■ GIVEN TASK
Can you retype every record below exactly as written?

— START OF SOURCE MATERIAL —

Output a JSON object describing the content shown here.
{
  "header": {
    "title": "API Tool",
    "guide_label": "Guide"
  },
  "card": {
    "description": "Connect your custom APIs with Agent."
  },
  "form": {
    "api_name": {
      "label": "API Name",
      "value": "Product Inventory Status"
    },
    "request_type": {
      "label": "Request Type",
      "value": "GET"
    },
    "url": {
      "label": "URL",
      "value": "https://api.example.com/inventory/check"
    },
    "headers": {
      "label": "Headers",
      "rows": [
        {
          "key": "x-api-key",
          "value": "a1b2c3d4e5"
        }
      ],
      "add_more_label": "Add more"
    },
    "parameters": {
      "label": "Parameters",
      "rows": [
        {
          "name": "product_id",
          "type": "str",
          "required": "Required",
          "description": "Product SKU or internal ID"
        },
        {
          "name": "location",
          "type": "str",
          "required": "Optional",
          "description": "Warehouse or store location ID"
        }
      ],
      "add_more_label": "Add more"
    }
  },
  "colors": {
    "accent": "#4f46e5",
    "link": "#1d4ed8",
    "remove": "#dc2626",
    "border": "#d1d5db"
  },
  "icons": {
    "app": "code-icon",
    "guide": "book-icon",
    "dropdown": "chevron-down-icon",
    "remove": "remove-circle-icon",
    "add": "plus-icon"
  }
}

— END OF SOURCE MATERIAL —

■ ANSWER TO THIS EXERCISE
Output a JSON object describing the content shown here.
{
  "header": {
    "title": "API Tool",
    "guide_label": "Guide"
  },
  "card": {
    "description": "Connect your custom APIs with Agent."
  },
  "form": {
    "api_name": {
      "label": "API Name",
      "value": "Product Inventory Status"
    },
    "request_type": {
      "label": "Request Type",
      "value": "GET"
    },
    "url": {
      "label": "URL",
      "value": "https://api.example.com/inventory/check"
    },
    "headers": {
      "label": "Headers",
      "rows": [
        {
          "key": "x-api-key",
          "value": "a1b2c3d4e5"
        }
      ],
      "add_more_label": "Add more"
    },
    "parameters": {
      "label": "Parameters",
      "rows": [
        {
          "name": "product_id",
          "type": "str",
          "required": "Required",
          "description": "Product SKU or internal ID"
        },
        {
          "name": "location",
          "type": "str",
          "required": "Optional",
          "description": "Warehouse or store location ID"
        }
      ],
      "add_more_label": "Add more"
    }
  },
  "colors": {
    "accent": "#4f46e5",
    "link": "#1d4ed8",
    "remove": "#dc2626",
    "border": "#d1d5db"
  },
  "icons": {
    "app": "code-icon",
    "guide": "book-icon",
    "dropdown": "chevron-down-icon",
    "remove": "remove-circle-icon",
    "add": "plus-icon"
  }
}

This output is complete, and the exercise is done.